*DO THIS:* Each line from the one that contains "Give me a plain-text" to the end of the material must be set down exactly, and no line before it.

(A run of records)
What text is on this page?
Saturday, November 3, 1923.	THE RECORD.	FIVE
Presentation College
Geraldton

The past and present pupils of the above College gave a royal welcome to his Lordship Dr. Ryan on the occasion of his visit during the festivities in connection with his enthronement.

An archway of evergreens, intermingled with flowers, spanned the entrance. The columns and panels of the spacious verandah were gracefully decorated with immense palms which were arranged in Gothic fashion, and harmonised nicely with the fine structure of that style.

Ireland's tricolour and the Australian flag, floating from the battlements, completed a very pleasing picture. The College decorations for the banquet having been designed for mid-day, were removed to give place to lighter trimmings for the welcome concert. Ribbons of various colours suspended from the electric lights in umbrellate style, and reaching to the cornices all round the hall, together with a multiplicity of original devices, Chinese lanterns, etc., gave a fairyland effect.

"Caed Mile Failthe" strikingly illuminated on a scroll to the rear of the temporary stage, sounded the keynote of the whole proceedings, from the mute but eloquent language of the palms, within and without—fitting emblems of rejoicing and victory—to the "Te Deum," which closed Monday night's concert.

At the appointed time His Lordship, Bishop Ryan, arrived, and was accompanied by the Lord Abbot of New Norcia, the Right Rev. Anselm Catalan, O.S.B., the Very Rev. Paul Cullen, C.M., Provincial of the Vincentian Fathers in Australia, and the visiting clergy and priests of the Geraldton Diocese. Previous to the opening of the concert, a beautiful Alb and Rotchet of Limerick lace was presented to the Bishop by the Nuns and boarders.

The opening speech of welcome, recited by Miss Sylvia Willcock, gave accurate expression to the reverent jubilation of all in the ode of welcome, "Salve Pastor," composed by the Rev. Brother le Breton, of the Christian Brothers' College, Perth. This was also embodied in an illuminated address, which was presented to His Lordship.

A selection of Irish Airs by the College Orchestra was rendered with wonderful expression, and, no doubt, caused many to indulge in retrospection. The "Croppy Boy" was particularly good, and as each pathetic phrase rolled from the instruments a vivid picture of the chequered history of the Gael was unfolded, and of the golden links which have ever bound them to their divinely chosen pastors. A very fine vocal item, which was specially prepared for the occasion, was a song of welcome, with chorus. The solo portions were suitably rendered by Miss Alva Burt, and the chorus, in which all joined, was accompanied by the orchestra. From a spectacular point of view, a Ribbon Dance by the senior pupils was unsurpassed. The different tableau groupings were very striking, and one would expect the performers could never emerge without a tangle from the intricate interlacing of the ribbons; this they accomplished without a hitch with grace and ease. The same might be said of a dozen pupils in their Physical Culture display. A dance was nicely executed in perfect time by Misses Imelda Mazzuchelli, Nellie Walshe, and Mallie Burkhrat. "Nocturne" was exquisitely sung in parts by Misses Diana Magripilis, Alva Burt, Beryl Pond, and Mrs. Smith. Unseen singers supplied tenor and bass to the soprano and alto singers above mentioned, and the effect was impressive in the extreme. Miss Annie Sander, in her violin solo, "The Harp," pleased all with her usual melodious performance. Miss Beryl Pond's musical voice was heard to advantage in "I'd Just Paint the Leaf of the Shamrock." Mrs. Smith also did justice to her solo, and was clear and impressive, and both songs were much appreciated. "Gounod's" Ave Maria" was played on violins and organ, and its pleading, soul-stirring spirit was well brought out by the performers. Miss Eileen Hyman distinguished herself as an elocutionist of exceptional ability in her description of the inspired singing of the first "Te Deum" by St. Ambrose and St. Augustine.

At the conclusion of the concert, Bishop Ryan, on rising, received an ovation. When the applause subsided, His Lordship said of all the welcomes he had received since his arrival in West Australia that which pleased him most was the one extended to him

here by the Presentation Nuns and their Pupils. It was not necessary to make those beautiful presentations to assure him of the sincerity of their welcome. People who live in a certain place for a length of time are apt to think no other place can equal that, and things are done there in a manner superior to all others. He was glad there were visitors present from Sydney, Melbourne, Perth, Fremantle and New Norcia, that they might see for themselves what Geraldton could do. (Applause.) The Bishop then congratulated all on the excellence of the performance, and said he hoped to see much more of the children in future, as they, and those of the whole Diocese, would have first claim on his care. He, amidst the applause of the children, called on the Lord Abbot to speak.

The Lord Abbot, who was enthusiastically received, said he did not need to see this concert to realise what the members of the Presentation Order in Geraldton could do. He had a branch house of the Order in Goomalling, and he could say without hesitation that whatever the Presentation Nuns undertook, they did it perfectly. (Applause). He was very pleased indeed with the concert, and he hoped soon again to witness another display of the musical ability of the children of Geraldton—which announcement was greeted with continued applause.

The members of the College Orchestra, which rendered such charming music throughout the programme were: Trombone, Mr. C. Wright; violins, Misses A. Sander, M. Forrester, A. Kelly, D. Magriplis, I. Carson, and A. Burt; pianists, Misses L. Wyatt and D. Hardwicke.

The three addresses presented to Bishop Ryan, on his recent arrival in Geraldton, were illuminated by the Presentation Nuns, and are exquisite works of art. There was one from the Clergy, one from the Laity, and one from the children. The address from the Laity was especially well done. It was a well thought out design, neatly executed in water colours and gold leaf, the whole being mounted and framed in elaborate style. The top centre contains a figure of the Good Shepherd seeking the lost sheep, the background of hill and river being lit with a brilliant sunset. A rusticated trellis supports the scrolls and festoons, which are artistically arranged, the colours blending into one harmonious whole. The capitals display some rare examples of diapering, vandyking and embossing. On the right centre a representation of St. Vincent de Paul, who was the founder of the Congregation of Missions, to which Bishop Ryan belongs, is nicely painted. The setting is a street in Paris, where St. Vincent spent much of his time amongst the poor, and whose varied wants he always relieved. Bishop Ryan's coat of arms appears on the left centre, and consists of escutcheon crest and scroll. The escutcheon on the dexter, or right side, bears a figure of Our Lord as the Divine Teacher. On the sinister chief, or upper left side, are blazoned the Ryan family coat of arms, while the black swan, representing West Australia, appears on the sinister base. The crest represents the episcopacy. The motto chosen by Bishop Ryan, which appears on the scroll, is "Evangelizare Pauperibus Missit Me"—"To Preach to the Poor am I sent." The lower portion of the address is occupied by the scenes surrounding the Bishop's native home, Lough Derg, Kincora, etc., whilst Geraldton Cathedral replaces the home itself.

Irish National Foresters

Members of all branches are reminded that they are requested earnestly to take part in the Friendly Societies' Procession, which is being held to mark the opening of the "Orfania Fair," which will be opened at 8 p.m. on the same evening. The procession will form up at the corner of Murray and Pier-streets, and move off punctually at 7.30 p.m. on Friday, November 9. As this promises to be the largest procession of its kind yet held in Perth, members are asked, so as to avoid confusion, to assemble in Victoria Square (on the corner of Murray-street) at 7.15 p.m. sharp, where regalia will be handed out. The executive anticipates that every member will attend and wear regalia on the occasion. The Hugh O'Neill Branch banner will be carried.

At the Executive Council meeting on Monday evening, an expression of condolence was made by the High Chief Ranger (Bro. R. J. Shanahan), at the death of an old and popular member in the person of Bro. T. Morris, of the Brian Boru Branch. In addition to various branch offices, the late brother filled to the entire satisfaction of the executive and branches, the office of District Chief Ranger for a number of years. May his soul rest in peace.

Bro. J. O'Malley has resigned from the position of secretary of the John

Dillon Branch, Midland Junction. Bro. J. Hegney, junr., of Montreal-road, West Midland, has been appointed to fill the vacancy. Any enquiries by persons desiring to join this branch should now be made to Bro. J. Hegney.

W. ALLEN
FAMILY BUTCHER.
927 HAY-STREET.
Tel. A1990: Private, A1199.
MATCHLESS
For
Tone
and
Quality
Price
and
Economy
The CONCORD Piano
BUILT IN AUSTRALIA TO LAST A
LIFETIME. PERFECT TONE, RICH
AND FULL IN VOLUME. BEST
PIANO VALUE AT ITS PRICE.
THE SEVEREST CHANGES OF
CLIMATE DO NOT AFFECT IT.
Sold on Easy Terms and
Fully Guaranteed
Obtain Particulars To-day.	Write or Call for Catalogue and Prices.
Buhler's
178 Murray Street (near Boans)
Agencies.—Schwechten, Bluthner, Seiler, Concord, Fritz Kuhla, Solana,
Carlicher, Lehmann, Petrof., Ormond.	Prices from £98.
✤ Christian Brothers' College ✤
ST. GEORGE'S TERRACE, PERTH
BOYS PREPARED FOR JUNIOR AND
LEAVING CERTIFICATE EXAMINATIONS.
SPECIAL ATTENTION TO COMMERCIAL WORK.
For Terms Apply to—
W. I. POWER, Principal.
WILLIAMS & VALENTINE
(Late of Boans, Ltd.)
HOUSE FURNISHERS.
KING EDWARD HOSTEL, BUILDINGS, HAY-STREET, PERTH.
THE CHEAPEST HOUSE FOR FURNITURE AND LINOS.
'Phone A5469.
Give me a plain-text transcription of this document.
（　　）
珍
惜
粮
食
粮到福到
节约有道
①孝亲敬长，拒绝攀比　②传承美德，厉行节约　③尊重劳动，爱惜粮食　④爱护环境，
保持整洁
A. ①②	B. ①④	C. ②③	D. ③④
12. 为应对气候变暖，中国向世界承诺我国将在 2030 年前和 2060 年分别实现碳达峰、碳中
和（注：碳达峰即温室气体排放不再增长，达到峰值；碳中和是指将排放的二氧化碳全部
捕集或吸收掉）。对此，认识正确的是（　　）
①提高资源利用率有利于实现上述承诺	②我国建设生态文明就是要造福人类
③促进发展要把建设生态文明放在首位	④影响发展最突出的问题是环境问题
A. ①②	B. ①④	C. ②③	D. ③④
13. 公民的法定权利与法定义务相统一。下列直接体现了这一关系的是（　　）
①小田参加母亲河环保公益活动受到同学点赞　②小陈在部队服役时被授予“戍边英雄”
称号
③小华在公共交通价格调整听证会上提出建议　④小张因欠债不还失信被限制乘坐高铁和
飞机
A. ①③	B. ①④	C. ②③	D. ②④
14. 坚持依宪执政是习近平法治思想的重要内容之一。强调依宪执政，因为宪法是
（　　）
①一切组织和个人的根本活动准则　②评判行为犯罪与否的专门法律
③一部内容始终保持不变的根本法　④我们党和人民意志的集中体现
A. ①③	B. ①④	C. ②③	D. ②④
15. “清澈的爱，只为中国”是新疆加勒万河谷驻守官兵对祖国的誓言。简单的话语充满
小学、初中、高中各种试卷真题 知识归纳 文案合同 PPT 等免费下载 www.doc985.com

*EXERCISE SOLUTION:*
Give me a plain-text transcription of this document.
（　　）
珍
惜
粮
食
粮到福到
节约有道
①孝亲敬长，拒绝攀比　②传承美德，厉行节约　③尊重劳动，爱惜粮食　④爱护环境，
保持整洁
A. ①②	B. ①④	C. ②③	D. ③④
12. 为应对气候变暖，中国向世界承诺我国将在 2030 年前和 2060 年分别实现碳达峰、碳中
和（注：碳达峰即温室气体排放不再增长，达到峰值；碳中和是指将排放的二氧化碳全部
捕集或吸收掉）。对此，认识正确的是（　　）
①提高资源利用率有利于实现上述承诺	②我国建设生态文明就是要造福人类
③促进发展要把建设生态文明放在首位	④影响发展最突出的问题是环境问题
A. ①②	B. ①④	C. ②③	D. ③④
13. 公民的法定权利与法定义务相统一。下列直接体现了这一关系的是（　　）
①小田参加母亲河环保公益活动受到同学点赞　②小陈在部队服役时被授予“戍边英雄”
称号
③小华在公共交通价格调整听证会上提出建议　④小张因欠债不还失信被限制乘坐高铁和
飞机
A. ①③	B. ①④	C. ②③	D. ②④
14. 坚持依宪执政是习近平法治思想的重要内容之一。强调依宪执政，因为宪法是
（　　）
①一切组织和个人的根本活动准则　②评判行为犯罪与否的专门法律
③一部内容始终保持不变的根本法　④我们党和人民意志的集中体现
A. ①③	B. ①④	C. ②③	D. ②④
15. “清澈的爱，只为中国”是新疆加勒万河谷驻守官兵对祖国的誓言。简单的话语充满
小学、初中、高中各种试卷真题 知识归纳 文案合同 PPT 等免费下载 www.doc985.com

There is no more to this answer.